-- Exercise instructions --
Out of all the lines below, count those with the word "JSON". Give the number only.

-- Records shown --
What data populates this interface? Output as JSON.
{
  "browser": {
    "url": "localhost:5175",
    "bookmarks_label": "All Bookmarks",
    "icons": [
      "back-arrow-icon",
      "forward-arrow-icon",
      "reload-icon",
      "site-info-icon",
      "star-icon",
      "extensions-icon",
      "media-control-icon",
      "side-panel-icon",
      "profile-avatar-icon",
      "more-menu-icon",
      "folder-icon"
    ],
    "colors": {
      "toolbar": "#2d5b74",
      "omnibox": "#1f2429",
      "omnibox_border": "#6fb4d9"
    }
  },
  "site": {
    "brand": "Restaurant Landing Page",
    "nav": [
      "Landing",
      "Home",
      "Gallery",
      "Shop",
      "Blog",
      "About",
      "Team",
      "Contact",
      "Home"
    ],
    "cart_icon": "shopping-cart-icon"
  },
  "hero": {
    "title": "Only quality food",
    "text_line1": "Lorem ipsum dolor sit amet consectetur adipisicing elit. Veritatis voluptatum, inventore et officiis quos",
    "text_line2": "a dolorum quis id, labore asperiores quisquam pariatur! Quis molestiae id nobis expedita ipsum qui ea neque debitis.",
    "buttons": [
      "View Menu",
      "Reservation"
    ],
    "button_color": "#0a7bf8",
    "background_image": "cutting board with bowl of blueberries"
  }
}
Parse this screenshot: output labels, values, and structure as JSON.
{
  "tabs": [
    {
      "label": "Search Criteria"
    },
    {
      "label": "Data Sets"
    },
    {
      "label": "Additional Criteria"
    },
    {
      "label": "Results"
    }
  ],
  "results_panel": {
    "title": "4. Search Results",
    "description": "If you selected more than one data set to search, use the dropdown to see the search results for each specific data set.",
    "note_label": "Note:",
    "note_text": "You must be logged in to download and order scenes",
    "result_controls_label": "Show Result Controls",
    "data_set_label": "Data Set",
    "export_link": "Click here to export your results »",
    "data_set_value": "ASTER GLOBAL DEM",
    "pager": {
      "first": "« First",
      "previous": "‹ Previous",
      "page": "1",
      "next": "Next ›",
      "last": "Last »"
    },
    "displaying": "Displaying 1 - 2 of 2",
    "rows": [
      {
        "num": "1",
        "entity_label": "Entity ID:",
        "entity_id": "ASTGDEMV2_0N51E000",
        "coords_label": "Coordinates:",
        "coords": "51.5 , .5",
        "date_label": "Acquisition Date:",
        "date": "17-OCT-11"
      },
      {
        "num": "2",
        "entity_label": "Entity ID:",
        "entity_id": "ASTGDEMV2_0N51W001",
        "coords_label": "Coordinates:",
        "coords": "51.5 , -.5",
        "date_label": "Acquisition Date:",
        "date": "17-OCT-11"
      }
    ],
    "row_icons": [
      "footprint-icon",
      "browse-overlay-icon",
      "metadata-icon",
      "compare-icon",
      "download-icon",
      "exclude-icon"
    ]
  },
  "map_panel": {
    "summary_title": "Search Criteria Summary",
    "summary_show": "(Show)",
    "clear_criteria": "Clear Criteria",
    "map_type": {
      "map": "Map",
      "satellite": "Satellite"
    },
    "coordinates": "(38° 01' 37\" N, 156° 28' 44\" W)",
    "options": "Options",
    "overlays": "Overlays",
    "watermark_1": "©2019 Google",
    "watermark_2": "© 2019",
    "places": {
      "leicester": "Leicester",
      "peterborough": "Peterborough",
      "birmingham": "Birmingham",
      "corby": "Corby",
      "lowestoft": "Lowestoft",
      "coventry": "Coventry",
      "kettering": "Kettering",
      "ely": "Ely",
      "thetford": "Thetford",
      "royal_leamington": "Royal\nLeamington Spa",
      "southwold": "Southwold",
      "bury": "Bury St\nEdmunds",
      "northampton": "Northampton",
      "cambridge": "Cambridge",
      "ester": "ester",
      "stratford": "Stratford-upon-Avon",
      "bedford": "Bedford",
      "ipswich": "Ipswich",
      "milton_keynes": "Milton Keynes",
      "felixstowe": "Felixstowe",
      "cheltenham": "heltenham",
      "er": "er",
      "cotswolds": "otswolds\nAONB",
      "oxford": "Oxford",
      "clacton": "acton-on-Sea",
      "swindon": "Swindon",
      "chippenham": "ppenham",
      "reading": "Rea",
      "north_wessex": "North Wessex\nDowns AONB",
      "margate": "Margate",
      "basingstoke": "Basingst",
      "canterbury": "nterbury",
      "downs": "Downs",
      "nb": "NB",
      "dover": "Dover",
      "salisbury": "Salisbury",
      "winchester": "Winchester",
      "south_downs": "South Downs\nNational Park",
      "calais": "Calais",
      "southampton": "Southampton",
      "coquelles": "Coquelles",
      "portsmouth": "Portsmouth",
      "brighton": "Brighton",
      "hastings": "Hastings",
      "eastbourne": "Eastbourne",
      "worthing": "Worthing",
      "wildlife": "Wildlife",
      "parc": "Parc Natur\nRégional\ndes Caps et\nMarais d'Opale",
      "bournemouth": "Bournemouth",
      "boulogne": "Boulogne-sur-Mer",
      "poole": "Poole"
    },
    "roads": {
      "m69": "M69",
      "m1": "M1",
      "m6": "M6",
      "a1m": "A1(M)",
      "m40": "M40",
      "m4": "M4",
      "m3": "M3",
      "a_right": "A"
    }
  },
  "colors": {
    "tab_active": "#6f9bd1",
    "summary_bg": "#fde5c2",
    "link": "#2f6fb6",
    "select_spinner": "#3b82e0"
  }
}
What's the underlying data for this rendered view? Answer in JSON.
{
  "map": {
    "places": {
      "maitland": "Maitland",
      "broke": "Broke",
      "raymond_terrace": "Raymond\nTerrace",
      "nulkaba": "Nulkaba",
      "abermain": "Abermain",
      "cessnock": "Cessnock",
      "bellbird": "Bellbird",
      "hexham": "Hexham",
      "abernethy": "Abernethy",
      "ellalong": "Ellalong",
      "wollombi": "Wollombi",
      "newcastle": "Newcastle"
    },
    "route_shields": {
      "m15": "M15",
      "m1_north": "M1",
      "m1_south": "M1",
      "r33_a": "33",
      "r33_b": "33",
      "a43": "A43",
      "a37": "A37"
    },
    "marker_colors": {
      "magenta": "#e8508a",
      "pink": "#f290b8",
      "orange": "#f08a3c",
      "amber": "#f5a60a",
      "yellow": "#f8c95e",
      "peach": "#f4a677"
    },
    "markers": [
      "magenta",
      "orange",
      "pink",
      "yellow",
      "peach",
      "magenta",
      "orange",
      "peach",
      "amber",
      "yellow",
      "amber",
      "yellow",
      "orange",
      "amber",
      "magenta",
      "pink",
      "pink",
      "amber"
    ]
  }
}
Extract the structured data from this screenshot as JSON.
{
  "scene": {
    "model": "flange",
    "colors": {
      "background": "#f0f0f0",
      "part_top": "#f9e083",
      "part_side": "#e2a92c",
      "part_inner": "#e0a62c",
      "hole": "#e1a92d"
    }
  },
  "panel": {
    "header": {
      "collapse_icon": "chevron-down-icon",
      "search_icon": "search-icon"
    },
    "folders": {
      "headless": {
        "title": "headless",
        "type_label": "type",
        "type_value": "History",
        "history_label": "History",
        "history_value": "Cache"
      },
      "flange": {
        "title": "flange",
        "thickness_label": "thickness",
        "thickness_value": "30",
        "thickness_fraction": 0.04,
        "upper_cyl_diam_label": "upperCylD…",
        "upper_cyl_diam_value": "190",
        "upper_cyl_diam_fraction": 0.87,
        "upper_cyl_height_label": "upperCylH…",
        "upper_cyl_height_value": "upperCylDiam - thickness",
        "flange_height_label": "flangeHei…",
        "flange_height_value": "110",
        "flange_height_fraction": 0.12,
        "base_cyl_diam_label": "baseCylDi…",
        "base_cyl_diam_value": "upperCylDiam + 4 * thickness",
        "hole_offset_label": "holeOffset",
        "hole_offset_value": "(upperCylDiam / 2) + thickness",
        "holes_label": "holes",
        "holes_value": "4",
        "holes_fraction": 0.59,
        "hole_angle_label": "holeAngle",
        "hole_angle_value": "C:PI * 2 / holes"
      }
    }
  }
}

-- Response below --
4